* EXERCISE DIRECTIONS
Without skipping anything, write out each record below exactly.

(Dataset excerpt)
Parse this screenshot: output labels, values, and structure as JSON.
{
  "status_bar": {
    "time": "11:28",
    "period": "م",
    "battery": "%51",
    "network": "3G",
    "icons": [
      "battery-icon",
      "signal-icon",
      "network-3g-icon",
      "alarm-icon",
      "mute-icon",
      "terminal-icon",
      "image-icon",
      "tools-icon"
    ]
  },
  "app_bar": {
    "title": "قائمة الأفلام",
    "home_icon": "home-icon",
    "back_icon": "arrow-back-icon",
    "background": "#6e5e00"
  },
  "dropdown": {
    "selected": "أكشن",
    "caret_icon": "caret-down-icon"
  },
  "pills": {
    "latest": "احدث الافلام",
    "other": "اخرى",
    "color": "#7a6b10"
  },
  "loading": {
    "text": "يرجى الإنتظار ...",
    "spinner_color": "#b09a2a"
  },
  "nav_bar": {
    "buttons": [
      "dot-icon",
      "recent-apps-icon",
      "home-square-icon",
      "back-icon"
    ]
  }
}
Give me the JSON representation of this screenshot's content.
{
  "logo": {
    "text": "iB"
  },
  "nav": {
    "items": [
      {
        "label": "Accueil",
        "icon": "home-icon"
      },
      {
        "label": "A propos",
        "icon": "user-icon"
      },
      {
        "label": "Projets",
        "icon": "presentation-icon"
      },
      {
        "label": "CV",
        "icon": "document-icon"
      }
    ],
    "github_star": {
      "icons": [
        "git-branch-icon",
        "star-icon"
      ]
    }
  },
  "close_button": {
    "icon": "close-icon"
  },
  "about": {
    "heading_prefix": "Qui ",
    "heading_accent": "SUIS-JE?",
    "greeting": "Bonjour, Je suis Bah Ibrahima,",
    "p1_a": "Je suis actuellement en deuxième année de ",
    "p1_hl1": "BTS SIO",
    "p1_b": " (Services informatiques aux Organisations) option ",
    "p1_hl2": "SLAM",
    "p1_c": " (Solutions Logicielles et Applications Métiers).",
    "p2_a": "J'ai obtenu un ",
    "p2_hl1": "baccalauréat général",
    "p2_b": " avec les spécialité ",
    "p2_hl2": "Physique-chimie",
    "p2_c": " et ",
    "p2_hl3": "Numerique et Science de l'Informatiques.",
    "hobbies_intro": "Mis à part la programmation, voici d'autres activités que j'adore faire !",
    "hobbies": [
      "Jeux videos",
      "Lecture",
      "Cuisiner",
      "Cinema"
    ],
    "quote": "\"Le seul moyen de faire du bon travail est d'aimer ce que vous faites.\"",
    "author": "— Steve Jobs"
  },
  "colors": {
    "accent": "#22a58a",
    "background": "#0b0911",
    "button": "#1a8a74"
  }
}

* SOLUTION TO THE PROBLEM
Parse this screenshot: output labels, values, and structure as JSON.
{
  "status_bar": {
    "time": "11:28",
    "period": "م",
    "battery": "%51",
    "network": "3G",
    "icons": [
      "battery-icon",
      "signal-icon",
      "network-3g-icon",
      "alarm-icon",
      "mute-icon",
      "terminal-icon",
      "image-icon",
      "tools-icon"
    ]
  },
  "app_bar": {
    "title": "قائمة الأفلام",
    "home_icon": "home-icon",
    "back_icon": "arrow-back-icon",
    "background": "#6e5e00"
  },
  "dropdown": {
    "selected": "أكشن",
    "caret_icon": "caret-down-icon"
  },
  "pills": {
    "latest": "احدث الافلام",
    "other": "اخرى",
    "color": "#7a6b10"
  },
  "loading": {
    "text": "يرجى الإنتظار ...",
    "spinner_color": "#b09a2a"
  },
  "nav_bar": {
    "buttons": [
      "dot-icon",
      "recent-apps-icon",
      "home-square-icon",
      "back-icon"
    ]
  }
}
Give me the JSON representation of this screenshot's content.
{
  "logo": {
    "text": "iB"
  },
  "nav": {
    "items": [
      {
        "label": "Accueil",
        "icon": "home-icon"
      },
      {
        "label": "A propos",
        "icon": "user-icon"
      },
      {
        "label": "Projets",
        "icon": "presentation-icon"
      },
      {
        "label": "CV",
        "icon": "document-icon"
      }
    ],
    "github_star": {
      "icons": [
        "git-branch-icon",
        "star-icon"
      ]
    }
  },
  "close_button": {
    "icon": "close-icon"
  },
  "about": {
    "heading_prefix": "Qui ",
    "heading_accent": "SUIS-JE?",
    "greeting": "Bonjour, Je suis Bah Ibrahima,",
    "p1_a": "Je suis actuellement en deuxième année de ",
    "p1_hl1": "BTS SIO",
    "p1_b": " (Services informatiques aux Organisations) option ",
    "p1_hl2": "SLAM",
    "p1_c": " (Solutions Logicielles et Applications Métiers).",
    "p2_a": "J'ai obtenu un ",
    "p2_hl1": "baccalauréat général",
    "p2_b": " avec les spécialité ",
    "p2_hl2": "Physique-chimie",
    "p2_c": " et ",
    "p2_hl3": "Numerique et Science de l'Informatiques.",
    "hobbies_intro": "Mis à part la programmation, voici d'autres activités que j'adore faire !",
    "hobbies": [
      "Jeux videos",
      "Lecture",
      "Cuisiner",
      "Cinema"
    ],
    "quote": "\"Le seul moyen de faire du bon travail est d'aimer ce que vous faites.\"",
    "author": "— Steve Jobs"
  },
  "colors": {
    "accent": "#22a58a",
    "background": "#0b0911",
    "button": "#1a8a74"
  }
}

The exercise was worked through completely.